A block of data:
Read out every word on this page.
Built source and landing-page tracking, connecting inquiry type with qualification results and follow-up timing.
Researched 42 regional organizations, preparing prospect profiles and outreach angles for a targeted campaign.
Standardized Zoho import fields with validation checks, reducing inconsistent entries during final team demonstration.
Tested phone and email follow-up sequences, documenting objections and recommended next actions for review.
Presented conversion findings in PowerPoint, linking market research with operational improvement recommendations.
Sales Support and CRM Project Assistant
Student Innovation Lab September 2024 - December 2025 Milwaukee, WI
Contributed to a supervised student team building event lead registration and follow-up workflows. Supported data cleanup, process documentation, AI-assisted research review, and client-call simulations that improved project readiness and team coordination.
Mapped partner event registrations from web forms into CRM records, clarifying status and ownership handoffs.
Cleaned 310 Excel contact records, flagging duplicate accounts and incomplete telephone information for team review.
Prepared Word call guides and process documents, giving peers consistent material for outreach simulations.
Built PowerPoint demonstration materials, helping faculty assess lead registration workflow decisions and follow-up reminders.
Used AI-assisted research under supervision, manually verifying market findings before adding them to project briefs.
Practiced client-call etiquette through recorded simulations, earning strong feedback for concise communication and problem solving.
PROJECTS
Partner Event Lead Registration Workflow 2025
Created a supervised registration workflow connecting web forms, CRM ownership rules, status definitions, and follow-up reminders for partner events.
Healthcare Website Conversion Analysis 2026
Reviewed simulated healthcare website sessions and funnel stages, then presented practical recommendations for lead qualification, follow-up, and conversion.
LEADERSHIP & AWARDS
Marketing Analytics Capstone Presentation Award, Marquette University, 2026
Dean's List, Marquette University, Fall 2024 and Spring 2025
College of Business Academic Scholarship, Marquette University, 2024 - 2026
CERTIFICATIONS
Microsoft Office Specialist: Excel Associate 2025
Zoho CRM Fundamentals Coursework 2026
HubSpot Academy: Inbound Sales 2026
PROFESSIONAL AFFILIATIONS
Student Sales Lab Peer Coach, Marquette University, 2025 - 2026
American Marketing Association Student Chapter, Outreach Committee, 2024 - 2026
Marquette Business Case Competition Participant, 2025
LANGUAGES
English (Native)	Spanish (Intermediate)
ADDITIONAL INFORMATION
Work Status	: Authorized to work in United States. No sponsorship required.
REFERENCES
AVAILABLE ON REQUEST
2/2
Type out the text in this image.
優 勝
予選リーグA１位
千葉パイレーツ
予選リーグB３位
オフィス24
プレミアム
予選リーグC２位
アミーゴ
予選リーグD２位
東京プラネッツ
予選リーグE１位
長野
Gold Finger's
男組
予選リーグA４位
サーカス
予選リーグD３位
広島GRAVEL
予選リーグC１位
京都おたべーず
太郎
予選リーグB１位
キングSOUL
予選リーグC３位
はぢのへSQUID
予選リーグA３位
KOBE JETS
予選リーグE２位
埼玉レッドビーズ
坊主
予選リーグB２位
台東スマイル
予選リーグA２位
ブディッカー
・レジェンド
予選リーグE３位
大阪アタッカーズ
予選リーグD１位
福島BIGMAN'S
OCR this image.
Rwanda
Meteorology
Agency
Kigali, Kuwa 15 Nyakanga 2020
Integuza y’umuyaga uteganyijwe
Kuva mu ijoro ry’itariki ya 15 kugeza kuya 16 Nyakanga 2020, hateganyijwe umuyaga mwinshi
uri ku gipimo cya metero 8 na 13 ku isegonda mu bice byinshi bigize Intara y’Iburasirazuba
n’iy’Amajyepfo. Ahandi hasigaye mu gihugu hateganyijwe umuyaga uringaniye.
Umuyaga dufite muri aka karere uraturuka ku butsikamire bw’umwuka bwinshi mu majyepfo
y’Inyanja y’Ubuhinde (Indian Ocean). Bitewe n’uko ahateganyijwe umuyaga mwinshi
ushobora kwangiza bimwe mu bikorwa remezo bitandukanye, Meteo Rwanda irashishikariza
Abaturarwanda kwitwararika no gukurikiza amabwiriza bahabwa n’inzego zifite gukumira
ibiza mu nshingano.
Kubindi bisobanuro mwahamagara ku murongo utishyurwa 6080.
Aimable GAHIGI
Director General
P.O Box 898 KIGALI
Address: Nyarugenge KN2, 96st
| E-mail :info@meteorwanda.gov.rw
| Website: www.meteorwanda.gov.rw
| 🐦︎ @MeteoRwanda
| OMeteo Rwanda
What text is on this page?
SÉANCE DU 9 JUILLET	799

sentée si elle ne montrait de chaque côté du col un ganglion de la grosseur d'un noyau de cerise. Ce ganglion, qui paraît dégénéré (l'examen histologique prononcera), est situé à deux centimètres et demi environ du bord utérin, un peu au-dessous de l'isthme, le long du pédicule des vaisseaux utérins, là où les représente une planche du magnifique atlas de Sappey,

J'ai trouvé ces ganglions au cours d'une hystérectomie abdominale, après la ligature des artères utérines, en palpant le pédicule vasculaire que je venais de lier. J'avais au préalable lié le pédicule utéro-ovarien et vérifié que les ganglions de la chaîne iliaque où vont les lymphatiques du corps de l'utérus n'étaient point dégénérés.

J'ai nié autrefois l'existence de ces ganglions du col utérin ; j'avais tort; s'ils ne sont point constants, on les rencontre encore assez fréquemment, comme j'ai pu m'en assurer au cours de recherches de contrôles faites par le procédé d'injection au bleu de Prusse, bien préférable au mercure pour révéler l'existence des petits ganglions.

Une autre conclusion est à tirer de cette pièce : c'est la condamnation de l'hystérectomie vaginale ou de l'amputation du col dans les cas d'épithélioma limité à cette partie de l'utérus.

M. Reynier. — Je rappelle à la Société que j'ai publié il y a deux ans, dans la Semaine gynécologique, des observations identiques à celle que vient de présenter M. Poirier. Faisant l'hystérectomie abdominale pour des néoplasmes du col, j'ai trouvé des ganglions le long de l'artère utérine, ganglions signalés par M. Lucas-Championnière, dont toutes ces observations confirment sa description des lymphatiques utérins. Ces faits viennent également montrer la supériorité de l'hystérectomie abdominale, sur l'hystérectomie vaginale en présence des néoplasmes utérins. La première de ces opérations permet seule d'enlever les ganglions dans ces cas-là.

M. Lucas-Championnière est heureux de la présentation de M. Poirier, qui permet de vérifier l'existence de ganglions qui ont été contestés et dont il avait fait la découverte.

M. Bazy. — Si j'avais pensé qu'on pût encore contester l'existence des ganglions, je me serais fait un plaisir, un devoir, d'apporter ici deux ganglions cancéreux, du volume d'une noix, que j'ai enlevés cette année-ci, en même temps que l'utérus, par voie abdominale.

What the exercise asks: Go through the preceding material and copy each line that has the word "this".

Solved problem:
Read out every word on this page.
Type out the text in this image.
OCR this image.
What text is on this page?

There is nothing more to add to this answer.